◆ **What the task asks**:
Transcribe the entries that follow, word for word.

--- start Data records ---

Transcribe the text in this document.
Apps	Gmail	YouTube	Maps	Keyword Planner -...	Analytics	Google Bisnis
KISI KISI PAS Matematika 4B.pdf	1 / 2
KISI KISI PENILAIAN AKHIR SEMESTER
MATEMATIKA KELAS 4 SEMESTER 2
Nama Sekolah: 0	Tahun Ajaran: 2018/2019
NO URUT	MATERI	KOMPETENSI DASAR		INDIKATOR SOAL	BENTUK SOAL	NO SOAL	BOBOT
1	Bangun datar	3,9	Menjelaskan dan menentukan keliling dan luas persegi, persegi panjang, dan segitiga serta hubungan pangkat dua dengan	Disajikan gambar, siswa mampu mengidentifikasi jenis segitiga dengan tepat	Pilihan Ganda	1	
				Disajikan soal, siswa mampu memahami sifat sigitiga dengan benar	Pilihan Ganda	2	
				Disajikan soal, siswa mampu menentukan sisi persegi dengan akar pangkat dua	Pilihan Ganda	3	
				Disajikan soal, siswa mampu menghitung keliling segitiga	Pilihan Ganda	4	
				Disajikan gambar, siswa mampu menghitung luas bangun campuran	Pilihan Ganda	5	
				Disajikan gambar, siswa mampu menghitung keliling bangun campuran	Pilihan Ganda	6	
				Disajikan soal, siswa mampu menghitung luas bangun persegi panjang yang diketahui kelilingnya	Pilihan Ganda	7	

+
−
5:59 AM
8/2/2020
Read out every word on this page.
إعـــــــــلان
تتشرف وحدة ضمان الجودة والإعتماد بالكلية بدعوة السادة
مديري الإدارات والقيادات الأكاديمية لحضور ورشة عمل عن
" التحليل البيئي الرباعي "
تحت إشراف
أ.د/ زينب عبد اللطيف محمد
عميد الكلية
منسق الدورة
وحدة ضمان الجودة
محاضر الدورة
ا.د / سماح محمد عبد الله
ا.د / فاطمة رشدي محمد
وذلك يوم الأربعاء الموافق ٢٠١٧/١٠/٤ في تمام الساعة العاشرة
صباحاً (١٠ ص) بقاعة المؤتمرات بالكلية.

--- end Data records ---

◆ **Answer in full**:
Transcribe the text in this document.
Apps	Gmail	YouTube	Maps	Keyword Planner -...	Analytics	Google Bisnis
KISI KISI PAS Matematika 4B.pdf	1 / 2
KISI KISI PENILAIAN AKHIR SEMESTER
MATEMATIKA KELAS 4 SEMESTER 2
Nama Sekolah: 0	Tahun Ajaran: 2018/2019
NO URUT	MATERI	KOMPETENSI DASAR		INDIKATOR SOAL	BENTUK SOAL	NO SOAL	BOBOT
1	Bangun datar	3,9	Menjelaskan dan menentukan keliling dan luas persegi, persegi panjang, dan segitiga serta hubungan pangkat dua dengan	Disajikan gambar, siswa mampu mengidentifikasi jenis segitiga dengan tepat	Pilihan Ganda	1	
				Disajikan soal, siswa mampu memahami sifat sigitiga dengan benar	Pilihan Ganda	2	
				Disajikan soal, siswa mampu menentukan sisi persegi dengan akar pangkat dua	Pilihan Ganda	3	
				Disajikan soal, siswa mampu menghitung keliling segitiga	Pilihan Ganda	4	
				Disajikan gambar, siswa mampu menghitung luas bangun campuran	Pilihan Ganda	5	
				Disajikan gambar, siswa mampu menghitung keliling bangun campuran	Pilihan Ganda	6	
				Disajikan soal, siswa mampu menghitung luas bangun persegi panjang yang diketahui kelilingnya	Pilihan Ganda	7	

+
−
5:59 AM
8/2/2020
Read out every word on this page.
إعـــــــــلان
تتشرف وحدة ضمان الجودة والإعتماد بالكلية بدعوة السادة
مديري الإدارات والقيادات الأكاديمية لحضور ورشة عمل عن
" التحليل البيئي الرباعي "
تحت إشراف
أ.د/ زينب عبد اللطيف محمد
عميد الكلية
منسق الدورة
وحدة ضمان الجودة
محاضر الدورة
ا.د / سماح محمد عبد الله
ا.د / فاطمة رشدي محمد
وذلك يوم الأربعاء الموافق ٢٠١٧/١٠/٤ في تمام الساعة العاشرة
صباحاً (١٠ ص) بقاعة المؤتمرات بالكلية.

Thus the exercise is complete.